* begin RECORD SET *

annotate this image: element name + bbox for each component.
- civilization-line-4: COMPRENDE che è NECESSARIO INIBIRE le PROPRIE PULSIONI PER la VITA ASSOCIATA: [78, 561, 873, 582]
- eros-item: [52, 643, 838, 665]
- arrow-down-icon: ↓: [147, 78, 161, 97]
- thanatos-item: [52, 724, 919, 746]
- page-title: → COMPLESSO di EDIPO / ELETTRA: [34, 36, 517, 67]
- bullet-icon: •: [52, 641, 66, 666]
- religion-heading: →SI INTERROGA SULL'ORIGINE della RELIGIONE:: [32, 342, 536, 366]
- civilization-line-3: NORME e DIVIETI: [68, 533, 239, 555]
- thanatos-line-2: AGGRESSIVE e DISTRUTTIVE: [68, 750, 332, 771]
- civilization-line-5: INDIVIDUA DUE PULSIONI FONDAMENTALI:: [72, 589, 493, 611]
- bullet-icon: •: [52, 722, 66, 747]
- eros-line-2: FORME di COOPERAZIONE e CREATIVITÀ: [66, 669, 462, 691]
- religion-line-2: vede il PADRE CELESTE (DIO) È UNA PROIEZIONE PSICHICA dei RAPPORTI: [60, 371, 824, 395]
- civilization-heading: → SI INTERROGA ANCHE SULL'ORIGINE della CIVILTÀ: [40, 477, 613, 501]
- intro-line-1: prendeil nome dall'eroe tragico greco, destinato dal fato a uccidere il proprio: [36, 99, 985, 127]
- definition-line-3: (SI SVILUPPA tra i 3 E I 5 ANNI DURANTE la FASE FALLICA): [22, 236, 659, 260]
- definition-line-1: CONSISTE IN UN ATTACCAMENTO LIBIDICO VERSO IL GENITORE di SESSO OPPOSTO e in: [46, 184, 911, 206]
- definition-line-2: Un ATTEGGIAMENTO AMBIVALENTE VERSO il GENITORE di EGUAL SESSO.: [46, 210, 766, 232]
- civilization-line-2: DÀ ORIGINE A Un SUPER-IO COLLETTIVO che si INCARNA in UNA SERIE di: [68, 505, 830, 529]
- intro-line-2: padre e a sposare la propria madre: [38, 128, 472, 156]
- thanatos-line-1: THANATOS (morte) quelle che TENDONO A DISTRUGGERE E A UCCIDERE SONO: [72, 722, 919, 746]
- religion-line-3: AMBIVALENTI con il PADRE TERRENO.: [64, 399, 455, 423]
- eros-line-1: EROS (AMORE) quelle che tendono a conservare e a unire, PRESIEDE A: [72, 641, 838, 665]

* end RECORD SET *

EXERCISE REQUIREMENTS:
Please rename "page-title" to "slide-title" in the data, beginning at its first line and stopping after the line that has "- civilization-line-3: NORME". Leave everything else unchanged.

THE OUTPUT:
annotate this image: element name + bbox for each component.
- civilization-line-4: COMPRENDE che è NECESSARIO INIBIRE le PROPRIE PULSIONI PER la VITA ASSOCIATA: [78, 561, 873, 582]
- eros-item: [52, 643, 838, 665]
- arrow-down-icon: ↓: [147, 78, 161, 97]
- thanatos-item: [52, 724, 919, 746]
- slide-title: → COMPLESSO di EDIPO / ELETTRA: [34, 36, 517, 67]
- bullet-icon: •: [52, 641, 66, 666]
- religion-heading: →SI INTERROGA SULL'ORIGINE della RELIGIONE:: [32, 342, 536, 366]
- civilization-line-3: NORME e DIVIETI: [68, 533, 239, 555]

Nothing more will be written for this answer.